══ TASK INPUTS ══

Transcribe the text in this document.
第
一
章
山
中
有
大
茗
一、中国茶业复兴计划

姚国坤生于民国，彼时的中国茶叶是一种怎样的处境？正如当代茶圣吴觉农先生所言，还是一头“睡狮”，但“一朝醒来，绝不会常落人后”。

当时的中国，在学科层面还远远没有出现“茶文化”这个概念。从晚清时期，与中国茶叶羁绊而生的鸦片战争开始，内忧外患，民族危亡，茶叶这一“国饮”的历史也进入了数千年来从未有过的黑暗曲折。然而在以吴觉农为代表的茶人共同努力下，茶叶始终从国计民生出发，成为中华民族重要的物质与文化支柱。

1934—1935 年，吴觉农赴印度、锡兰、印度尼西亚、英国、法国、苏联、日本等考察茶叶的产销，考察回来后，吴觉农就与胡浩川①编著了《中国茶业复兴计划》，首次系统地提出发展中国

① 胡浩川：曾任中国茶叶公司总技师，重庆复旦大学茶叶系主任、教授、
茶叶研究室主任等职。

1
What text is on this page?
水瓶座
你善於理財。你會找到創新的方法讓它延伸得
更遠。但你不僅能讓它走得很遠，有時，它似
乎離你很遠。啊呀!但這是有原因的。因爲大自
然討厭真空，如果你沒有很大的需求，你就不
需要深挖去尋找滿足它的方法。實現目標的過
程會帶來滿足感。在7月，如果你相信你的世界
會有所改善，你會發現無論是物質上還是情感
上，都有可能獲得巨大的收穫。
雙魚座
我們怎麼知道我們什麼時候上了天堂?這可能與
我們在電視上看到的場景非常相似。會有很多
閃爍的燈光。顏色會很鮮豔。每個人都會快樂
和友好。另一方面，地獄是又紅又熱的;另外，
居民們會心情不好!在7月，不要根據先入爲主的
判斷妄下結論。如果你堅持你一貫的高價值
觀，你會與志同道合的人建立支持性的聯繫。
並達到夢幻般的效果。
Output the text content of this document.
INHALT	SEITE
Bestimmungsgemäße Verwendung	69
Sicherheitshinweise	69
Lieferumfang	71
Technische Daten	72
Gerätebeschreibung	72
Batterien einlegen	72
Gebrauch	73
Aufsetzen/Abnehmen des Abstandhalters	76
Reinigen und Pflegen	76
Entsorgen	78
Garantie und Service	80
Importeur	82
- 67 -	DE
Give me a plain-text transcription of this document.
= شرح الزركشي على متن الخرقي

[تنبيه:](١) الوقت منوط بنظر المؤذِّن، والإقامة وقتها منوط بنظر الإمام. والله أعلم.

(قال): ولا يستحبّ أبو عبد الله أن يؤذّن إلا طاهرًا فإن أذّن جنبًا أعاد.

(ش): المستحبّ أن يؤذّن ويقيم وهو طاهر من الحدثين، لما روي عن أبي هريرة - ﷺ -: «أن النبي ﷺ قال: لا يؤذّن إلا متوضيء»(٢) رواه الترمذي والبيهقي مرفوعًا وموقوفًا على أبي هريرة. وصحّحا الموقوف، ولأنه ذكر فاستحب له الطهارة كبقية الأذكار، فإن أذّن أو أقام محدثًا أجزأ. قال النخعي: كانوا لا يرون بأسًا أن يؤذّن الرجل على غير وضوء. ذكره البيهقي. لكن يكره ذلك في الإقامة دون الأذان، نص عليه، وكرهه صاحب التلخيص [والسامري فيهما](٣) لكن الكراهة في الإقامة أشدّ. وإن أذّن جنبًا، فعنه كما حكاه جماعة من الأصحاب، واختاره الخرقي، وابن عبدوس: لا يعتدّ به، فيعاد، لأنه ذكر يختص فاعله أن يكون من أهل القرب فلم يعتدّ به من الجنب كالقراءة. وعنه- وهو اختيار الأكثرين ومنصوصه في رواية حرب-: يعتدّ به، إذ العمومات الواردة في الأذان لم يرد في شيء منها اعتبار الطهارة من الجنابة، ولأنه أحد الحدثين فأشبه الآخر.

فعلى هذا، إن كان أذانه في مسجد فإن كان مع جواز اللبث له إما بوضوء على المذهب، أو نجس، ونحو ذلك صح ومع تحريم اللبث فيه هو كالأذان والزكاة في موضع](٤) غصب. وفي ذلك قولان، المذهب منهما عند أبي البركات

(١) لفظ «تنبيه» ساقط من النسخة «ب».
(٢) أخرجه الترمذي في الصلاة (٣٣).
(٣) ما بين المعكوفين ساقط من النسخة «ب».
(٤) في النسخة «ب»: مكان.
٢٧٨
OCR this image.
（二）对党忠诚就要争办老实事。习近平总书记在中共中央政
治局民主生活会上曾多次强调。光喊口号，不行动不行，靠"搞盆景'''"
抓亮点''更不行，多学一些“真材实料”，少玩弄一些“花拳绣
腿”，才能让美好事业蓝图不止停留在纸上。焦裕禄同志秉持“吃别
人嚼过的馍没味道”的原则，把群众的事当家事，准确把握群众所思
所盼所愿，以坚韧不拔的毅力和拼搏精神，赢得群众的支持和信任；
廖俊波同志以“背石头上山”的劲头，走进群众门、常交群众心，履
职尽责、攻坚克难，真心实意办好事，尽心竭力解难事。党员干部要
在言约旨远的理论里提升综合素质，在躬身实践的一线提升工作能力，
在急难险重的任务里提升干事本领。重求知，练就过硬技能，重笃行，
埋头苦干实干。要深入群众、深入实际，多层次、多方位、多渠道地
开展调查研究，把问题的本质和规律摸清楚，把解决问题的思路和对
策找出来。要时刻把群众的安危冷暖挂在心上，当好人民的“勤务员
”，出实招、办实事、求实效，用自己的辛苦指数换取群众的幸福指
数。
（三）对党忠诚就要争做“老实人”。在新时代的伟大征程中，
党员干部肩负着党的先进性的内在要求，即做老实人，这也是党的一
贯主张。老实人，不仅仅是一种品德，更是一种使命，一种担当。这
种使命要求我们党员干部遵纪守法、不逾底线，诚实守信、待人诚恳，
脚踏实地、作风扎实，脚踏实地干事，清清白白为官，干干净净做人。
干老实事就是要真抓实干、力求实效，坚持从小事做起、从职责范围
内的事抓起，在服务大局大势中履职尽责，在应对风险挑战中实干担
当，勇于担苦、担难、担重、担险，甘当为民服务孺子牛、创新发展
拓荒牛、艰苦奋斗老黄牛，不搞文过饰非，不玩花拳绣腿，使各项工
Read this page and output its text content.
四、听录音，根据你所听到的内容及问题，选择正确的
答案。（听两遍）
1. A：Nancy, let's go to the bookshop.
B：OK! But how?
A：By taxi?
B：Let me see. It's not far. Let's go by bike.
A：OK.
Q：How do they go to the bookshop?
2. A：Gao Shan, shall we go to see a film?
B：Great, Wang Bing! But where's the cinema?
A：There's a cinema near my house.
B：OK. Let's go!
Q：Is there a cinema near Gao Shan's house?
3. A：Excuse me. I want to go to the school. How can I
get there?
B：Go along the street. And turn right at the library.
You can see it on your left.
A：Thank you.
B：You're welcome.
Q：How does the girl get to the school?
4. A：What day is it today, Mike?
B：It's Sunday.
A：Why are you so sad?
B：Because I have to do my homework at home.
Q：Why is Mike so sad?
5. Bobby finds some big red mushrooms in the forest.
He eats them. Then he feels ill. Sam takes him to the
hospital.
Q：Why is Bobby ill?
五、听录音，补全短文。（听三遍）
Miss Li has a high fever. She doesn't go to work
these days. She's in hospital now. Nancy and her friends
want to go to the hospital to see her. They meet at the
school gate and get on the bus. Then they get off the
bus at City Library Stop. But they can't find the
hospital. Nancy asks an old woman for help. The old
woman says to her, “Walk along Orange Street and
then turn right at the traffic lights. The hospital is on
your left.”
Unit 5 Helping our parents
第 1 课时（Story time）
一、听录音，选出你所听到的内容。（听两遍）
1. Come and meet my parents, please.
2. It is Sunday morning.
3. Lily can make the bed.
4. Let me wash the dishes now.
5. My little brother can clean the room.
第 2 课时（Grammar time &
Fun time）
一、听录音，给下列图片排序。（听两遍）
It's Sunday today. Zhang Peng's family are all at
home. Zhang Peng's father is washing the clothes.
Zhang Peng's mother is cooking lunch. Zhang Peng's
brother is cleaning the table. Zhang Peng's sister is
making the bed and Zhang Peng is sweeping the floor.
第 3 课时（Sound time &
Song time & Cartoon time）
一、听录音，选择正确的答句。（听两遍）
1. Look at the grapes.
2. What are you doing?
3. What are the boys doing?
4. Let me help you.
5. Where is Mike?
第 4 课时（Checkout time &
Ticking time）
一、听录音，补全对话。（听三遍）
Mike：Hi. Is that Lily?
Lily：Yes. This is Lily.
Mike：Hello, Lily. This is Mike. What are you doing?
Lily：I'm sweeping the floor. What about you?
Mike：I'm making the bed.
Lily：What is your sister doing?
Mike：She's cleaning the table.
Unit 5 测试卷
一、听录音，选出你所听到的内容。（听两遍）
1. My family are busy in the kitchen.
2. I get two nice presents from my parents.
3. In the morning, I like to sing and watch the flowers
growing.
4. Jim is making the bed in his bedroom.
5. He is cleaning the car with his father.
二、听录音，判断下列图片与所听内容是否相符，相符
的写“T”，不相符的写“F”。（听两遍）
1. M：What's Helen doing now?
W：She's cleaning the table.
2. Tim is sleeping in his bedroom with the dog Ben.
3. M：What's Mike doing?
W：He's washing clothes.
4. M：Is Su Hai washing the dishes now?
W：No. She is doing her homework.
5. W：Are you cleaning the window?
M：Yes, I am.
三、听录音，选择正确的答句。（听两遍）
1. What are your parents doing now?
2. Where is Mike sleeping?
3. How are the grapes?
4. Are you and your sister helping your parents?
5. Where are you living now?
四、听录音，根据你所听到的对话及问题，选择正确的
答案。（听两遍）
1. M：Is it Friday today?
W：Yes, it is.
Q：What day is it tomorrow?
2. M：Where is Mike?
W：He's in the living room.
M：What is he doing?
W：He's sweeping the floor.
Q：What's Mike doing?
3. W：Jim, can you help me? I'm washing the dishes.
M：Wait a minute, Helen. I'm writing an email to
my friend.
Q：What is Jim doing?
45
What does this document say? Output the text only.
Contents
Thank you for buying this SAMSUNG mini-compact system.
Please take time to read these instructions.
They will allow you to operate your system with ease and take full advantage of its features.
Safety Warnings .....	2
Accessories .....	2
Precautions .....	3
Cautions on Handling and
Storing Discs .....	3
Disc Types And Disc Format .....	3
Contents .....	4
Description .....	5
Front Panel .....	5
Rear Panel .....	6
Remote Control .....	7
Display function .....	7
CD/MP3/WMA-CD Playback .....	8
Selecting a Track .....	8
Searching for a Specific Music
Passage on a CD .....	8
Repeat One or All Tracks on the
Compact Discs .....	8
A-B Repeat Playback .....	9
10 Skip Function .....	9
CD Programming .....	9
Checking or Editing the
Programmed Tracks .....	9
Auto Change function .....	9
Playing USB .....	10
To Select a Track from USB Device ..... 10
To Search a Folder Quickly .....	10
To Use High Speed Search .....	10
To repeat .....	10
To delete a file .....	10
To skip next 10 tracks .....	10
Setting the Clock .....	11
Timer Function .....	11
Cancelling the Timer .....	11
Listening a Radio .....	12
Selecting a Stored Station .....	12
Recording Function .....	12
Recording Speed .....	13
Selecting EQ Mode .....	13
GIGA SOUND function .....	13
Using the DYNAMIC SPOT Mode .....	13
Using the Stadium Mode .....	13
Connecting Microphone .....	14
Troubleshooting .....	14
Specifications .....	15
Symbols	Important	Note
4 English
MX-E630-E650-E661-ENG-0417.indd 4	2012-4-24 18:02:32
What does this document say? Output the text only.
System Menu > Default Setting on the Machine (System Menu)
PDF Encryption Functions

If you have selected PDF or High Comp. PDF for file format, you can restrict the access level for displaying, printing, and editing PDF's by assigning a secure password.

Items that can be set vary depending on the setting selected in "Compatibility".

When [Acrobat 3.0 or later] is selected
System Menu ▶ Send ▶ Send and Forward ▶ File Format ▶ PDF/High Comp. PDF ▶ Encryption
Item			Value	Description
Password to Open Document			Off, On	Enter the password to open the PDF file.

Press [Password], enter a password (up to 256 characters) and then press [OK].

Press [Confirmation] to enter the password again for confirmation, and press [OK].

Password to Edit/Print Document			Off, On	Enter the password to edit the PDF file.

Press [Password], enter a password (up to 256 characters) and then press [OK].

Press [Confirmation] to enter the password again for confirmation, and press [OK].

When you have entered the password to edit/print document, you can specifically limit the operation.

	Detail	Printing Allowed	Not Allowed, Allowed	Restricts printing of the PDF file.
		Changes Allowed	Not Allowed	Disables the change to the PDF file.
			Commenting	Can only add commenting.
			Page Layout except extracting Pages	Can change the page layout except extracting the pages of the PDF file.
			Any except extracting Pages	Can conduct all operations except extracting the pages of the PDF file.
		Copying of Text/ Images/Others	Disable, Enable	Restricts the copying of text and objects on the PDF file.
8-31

═══

_SHORT EXERCISE_
Extract, from the material above, each line holding the word "Thank".

_ANSWER_
A：Thank you.
Thank you for buying this SAMSUNG mini-compact system.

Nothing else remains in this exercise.